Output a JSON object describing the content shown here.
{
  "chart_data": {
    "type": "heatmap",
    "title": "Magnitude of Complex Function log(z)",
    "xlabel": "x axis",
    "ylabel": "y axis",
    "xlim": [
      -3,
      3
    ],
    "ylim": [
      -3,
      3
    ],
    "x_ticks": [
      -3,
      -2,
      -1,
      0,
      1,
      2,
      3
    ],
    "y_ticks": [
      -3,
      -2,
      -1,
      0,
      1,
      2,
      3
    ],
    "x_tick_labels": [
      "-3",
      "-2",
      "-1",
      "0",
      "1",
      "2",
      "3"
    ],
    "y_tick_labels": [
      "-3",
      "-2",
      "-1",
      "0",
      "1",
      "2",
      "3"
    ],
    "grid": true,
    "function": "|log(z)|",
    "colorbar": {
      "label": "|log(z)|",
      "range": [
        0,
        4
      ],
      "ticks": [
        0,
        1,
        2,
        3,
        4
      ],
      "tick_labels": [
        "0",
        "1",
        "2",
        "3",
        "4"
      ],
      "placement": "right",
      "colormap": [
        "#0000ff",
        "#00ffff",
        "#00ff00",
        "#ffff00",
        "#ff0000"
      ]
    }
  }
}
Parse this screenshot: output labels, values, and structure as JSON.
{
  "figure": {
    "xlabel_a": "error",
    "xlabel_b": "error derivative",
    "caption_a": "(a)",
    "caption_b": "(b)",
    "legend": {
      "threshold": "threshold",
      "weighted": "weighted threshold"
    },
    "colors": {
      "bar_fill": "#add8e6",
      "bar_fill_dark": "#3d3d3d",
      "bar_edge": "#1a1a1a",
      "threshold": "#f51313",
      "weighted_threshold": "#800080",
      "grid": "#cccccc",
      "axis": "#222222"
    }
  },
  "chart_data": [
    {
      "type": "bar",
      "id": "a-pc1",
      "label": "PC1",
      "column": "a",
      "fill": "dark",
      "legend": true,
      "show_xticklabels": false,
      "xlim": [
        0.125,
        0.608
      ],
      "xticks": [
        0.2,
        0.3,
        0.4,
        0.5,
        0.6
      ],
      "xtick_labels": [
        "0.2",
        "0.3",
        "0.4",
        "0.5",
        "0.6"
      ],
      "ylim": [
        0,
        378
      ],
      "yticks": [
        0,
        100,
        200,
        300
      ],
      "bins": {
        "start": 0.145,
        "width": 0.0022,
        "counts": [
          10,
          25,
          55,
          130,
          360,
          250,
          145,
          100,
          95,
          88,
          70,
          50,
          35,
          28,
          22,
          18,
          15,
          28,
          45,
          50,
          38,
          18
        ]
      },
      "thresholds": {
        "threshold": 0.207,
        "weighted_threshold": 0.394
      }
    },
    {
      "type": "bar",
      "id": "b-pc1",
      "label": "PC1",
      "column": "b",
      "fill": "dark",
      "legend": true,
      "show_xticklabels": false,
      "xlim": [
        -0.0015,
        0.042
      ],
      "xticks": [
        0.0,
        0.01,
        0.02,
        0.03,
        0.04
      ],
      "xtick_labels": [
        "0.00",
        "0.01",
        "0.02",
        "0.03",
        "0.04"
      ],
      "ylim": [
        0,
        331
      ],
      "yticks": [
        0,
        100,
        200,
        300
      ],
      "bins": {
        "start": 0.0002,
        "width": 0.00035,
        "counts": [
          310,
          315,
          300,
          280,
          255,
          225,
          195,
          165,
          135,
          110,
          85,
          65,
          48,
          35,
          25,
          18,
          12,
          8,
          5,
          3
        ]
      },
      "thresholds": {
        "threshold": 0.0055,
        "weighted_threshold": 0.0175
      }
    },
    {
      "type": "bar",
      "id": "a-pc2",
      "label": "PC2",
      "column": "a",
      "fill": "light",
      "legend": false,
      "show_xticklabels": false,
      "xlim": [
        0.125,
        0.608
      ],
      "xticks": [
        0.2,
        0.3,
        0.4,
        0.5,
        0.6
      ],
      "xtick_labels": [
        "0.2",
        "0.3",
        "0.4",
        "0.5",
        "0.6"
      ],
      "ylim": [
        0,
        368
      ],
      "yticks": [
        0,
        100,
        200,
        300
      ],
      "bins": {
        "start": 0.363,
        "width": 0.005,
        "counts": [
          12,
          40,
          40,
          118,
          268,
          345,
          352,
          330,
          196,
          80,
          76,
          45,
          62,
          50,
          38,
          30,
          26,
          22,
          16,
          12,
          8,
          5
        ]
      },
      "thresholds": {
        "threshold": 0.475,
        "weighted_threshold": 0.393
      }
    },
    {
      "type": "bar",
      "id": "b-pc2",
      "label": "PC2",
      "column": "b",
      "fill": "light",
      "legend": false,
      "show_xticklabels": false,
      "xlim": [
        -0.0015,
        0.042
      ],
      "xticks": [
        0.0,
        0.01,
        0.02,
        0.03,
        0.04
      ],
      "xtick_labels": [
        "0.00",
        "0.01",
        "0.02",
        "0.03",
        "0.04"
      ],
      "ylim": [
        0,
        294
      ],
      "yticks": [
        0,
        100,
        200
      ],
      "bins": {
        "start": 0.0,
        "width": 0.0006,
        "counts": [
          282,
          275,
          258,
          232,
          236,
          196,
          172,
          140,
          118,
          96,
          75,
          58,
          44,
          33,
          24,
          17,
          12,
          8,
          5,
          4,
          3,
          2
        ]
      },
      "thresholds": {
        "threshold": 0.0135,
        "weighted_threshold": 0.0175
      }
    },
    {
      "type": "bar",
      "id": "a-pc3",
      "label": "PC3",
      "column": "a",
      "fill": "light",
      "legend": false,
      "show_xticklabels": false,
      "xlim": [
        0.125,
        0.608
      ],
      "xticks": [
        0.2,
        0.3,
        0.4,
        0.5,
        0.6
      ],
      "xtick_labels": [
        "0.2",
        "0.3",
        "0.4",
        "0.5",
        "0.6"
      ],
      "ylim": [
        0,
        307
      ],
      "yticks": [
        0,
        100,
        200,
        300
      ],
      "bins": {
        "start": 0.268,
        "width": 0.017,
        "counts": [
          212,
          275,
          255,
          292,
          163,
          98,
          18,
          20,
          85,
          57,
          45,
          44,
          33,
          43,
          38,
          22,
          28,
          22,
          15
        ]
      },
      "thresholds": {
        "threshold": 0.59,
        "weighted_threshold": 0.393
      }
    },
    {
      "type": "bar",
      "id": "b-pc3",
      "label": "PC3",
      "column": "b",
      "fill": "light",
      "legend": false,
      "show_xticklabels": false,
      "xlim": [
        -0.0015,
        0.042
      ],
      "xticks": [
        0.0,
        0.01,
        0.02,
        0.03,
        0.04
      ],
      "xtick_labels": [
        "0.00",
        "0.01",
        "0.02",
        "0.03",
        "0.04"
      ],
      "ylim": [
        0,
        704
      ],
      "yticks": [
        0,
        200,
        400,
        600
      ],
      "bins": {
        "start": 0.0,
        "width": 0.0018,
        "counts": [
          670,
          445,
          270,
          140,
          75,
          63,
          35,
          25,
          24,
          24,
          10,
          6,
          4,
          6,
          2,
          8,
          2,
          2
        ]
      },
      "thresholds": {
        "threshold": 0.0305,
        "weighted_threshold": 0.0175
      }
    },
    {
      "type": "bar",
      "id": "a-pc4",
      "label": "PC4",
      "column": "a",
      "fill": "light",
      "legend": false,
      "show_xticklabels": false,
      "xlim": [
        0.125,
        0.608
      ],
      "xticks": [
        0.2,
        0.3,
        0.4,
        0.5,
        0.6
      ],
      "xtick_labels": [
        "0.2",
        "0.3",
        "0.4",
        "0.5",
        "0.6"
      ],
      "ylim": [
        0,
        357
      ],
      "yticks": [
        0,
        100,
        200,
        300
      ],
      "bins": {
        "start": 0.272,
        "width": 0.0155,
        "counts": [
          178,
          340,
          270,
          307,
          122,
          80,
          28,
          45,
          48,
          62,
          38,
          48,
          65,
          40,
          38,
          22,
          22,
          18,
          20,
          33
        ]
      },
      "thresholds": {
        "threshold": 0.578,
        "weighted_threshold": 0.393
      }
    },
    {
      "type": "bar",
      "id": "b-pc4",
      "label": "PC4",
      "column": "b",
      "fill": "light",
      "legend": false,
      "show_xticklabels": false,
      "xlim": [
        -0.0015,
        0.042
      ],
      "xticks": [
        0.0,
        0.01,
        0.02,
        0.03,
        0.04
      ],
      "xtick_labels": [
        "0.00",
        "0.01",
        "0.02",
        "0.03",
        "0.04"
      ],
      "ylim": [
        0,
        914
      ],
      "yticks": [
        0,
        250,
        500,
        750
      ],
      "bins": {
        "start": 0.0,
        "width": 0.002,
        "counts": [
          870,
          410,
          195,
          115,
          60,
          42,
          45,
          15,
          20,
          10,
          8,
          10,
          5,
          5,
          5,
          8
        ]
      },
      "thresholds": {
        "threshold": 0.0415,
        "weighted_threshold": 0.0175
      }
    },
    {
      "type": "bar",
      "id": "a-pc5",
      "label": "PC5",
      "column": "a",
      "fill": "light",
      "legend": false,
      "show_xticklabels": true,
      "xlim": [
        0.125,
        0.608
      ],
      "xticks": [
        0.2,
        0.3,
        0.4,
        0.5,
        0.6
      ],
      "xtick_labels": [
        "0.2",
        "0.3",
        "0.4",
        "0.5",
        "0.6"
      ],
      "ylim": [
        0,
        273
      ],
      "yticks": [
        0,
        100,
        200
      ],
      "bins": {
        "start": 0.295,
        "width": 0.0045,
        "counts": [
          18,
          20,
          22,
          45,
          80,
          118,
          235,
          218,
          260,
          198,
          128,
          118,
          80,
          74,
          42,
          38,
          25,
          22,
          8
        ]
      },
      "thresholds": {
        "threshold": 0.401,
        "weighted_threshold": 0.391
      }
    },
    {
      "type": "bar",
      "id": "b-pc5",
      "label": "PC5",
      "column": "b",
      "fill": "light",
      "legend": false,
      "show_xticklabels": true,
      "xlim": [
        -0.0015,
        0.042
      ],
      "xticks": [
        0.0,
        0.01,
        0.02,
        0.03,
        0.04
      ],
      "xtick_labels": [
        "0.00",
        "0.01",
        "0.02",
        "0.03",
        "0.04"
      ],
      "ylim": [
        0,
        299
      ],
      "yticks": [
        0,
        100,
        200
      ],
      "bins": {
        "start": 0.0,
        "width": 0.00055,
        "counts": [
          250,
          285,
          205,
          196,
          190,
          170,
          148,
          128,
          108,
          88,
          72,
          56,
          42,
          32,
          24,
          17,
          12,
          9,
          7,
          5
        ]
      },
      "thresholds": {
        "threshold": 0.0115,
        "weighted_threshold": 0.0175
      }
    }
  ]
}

> **Exercise goal**
Scan the listing above and copy all lines containing the word "JSON".

> **Exercise solution**
Output a JSON object describing the content shown here.
Parse this screenshot: output labels, values, and structure as JSON.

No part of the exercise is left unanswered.